## START Stored data

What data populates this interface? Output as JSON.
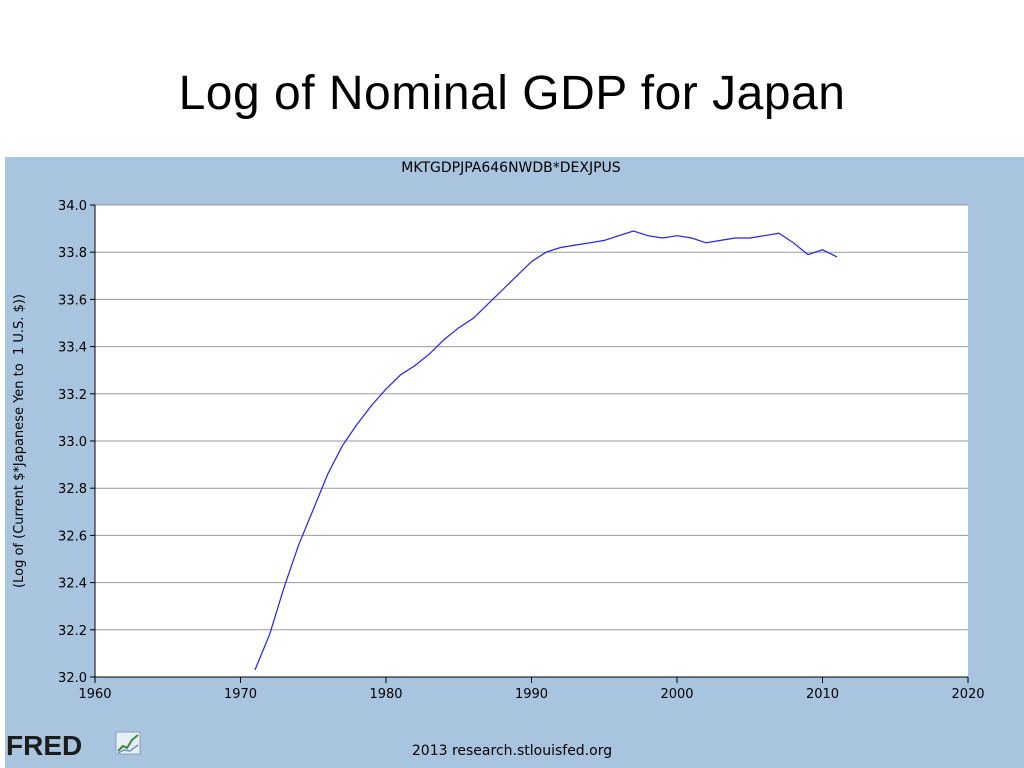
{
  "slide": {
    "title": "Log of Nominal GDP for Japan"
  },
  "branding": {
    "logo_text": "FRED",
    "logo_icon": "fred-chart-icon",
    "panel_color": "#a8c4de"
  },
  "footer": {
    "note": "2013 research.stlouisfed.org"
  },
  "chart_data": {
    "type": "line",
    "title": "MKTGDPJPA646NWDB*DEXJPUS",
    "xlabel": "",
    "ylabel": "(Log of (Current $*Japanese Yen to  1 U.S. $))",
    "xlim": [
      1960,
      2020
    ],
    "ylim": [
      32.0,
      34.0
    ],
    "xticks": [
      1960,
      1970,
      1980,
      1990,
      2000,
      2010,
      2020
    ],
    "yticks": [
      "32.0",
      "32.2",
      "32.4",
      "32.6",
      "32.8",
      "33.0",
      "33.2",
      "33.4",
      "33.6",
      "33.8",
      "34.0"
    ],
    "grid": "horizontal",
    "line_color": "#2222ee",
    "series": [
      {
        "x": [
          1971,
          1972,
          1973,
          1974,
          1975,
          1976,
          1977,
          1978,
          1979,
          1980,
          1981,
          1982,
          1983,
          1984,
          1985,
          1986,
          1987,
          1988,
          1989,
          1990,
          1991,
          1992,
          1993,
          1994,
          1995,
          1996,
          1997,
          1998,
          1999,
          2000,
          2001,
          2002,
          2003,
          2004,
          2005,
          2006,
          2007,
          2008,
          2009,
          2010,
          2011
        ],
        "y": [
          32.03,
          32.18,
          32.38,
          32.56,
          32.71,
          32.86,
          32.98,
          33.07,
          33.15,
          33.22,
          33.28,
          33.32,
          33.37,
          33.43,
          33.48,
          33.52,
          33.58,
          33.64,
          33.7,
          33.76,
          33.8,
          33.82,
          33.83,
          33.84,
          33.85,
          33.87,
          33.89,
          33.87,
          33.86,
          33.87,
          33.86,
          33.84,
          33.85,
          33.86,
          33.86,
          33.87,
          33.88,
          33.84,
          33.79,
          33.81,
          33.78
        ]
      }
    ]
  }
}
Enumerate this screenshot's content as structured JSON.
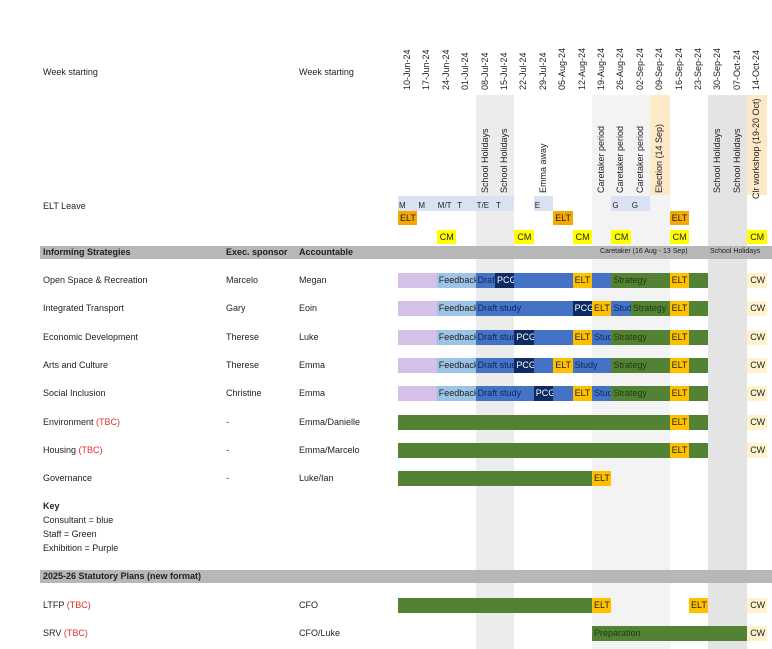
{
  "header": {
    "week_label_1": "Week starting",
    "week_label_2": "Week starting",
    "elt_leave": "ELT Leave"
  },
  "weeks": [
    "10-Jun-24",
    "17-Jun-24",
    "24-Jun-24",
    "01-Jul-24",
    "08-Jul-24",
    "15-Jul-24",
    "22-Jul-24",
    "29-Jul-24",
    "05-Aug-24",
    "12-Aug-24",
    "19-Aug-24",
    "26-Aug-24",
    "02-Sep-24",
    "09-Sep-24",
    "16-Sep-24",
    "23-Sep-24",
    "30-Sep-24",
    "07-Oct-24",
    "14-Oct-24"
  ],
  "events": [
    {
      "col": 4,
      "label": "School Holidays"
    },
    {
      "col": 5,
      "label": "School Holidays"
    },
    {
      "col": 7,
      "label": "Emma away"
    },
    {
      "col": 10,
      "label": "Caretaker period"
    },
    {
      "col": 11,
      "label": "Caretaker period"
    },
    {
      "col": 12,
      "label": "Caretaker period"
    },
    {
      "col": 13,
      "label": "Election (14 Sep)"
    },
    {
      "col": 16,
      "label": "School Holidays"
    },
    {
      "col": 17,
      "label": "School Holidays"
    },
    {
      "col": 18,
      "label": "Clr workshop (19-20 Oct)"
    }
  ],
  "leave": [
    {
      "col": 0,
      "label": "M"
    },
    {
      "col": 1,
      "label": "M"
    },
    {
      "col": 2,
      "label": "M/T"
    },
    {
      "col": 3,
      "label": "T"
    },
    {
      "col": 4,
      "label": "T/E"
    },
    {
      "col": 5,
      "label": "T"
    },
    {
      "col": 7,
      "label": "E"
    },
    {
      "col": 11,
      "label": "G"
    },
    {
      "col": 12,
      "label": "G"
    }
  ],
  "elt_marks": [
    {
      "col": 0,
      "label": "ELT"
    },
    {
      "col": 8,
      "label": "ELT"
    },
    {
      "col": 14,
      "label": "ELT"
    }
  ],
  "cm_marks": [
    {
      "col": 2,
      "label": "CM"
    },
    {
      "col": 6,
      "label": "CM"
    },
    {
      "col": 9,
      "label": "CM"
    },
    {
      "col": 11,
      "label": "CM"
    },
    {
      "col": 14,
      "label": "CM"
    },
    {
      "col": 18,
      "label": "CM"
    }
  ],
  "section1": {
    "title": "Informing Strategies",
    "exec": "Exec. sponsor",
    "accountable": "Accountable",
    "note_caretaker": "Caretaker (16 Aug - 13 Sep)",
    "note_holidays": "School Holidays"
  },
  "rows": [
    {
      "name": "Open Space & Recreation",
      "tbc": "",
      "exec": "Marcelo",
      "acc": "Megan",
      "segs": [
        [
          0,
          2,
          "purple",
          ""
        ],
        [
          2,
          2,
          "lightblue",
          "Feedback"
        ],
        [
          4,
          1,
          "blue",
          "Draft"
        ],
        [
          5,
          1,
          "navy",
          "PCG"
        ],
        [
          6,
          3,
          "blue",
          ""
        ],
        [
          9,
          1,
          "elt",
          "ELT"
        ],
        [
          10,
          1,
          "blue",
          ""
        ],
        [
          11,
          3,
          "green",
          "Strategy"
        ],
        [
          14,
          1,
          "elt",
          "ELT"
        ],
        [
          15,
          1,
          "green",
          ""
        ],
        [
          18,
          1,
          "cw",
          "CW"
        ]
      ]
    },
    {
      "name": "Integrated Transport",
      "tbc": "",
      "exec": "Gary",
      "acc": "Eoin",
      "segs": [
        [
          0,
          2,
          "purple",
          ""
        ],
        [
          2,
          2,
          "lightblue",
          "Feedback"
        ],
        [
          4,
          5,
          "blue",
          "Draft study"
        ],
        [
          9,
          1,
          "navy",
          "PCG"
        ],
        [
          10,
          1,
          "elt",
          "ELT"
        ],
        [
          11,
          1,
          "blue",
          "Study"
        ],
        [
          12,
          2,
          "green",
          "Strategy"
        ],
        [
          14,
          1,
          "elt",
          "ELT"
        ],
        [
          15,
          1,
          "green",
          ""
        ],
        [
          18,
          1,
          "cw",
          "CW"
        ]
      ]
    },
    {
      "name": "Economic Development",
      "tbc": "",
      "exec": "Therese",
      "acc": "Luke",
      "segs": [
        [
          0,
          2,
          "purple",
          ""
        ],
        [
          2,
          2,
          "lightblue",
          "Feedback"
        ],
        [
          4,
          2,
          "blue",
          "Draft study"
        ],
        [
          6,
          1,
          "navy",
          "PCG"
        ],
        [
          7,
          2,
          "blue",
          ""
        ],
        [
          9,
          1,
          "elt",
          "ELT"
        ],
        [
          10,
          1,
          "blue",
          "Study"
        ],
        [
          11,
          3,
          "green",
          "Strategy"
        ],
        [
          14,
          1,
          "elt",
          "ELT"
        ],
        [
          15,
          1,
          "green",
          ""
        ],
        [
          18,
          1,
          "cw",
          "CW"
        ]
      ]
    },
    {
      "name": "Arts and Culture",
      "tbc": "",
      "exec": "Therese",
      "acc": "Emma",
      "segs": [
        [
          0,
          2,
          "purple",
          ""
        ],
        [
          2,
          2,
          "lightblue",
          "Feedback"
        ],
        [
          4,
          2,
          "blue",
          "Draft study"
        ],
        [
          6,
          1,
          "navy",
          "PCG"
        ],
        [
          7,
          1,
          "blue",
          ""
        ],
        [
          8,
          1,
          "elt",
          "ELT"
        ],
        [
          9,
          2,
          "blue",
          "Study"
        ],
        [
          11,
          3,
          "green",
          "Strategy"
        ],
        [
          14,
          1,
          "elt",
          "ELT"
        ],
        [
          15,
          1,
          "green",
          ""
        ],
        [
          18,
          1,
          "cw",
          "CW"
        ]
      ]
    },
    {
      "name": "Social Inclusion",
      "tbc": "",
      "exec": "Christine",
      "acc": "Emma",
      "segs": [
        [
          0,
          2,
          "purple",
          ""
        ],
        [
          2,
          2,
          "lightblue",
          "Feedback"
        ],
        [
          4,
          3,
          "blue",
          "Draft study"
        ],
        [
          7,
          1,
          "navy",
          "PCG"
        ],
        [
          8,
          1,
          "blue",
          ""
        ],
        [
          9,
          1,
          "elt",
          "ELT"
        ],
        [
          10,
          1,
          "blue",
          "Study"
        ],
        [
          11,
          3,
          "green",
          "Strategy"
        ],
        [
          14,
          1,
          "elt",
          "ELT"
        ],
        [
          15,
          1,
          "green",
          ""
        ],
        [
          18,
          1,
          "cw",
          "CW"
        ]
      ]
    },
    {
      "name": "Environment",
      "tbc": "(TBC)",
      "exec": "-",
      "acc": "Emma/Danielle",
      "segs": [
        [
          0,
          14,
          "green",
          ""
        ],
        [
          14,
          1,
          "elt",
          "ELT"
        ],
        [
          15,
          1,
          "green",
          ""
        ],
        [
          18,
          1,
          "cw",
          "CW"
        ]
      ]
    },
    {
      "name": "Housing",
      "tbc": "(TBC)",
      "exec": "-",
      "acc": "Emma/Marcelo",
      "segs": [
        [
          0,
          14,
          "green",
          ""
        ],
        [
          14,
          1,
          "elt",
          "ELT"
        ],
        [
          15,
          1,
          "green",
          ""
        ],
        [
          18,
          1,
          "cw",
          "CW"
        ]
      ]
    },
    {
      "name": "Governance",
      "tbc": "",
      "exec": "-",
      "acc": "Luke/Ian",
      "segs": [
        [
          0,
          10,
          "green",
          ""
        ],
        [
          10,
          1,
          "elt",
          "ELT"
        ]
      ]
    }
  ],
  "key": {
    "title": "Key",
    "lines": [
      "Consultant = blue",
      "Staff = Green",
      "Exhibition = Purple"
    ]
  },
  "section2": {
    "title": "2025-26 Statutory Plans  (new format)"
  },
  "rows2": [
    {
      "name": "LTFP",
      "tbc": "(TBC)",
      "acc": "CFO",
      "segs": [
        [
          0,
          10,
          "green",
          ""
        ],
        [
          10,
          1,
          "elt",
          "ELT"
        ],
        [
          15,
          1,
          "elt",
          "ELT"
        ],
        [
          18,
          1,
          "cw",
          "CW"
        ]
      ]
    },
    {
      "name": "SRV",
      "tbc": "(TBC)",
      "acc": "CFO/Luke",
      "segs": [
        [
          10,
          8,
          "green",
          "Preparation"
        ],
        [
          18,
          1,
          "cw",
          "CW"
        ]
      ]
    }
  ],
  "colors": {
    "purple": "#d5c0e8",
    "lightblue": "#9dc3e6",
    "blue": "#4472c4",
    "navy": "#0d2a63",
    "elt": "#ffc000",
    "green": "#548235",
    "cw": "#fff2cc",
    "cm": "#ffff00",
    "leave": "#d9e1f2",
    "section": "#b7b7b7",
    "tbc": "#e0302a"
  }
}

## END Stored data
## START Stored data

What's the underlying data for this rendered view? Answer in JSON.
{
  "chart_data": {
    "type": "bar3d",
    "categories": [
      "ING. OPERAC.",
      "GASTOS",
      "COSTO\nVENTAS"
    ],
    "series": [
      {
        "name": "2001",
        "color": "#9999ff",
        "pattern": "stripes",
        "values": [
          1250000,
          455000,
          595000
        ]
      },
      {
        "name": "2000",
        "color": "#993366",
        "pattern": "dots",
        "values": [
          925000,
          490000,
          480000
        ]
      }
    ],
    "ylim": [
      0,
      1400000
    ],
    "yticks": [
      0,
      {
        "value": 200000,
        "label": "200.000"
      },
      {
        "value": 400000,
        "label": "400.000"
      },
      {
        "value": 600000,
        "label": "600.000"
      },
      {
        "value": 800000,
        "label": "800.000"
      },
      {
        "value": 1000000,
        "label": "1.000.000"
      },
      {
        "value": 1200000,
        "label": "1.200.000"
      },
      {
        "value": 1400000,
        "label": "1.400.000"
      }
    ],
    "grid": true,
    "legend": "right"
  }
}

## END Stored data
## START Stored data

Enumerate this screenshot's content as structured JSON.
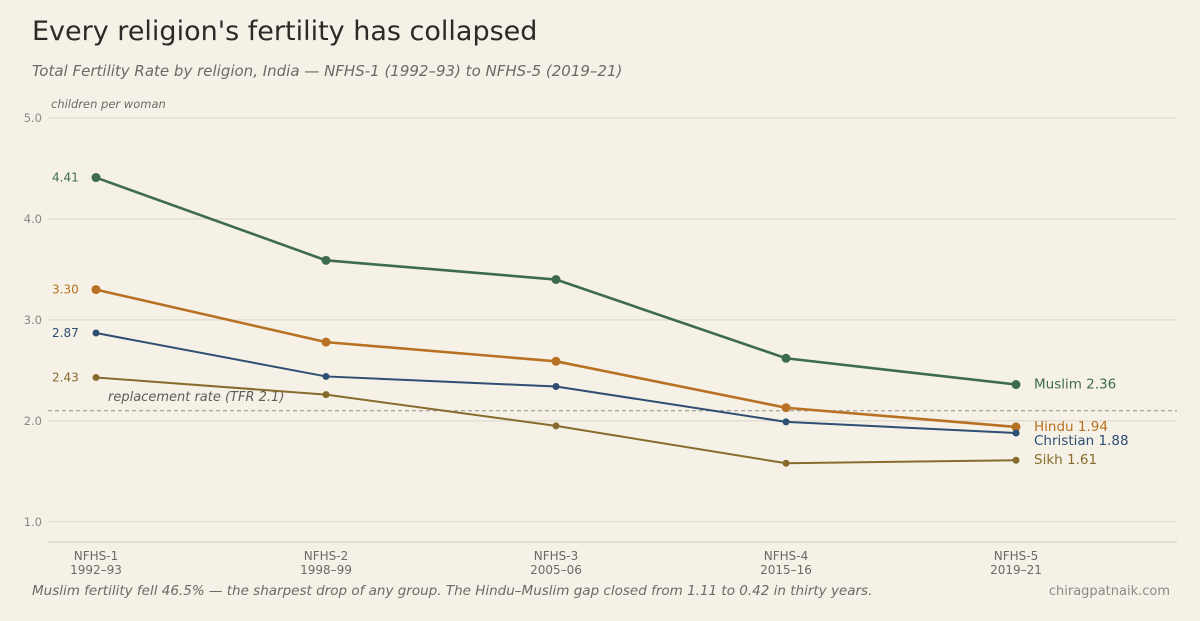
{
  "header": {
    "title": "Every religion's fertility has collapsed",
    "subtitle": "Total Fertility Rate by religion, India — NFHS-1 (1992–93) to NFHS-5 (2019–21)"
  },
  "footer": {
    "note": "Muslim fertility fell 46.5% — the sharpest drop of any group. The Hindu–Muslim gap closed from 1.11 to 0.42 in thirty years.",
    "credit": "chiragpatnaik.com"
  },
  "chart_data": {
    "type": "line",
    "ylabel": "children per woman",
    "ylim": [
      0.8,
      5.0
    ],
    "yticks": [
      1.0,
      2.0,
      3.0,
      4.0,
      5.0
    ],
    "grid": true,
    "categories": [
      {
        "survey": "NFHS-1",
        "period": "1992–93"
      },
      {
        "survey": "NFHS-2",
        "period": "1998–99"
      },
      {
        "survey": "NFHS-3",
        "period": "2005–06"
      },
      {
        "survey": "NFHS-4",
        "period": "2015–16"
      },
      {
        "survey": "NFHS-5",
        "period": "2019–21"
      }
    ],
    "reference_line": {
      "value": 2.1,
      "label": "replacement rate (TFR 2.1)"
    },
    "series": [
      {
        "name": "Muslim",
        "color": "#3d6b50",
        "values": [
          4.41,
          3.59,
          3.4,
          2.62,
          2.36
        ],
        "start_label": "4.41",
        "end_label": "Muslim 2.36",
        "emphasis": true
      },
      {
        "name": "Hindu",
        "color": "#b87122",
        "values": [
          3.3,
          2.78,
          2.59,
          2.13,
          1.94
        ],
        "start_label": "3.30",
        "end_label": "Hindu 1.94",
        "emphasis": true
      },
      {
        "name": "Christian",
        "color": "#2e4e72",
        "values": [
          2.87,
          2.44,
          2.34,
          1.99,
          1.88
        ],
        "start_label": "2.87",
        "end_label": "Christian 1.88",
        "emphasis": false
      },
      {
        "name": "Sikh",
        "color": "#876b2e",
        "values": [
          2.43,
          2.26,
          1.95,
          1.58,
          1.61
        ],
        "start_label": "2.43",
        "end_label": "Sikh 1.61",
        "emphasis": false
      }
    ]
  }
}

## END Stored data

What you are asked to do:
Return all lines of the material above in which the word "survey" occurs.

Result of the exercise:
        "survey": "NFHS-1",
        "survey": "NFHS-2",
        "survey": "NFHS-3",
        "survey": "NFHS-4",
        "survey": "NFHS-5",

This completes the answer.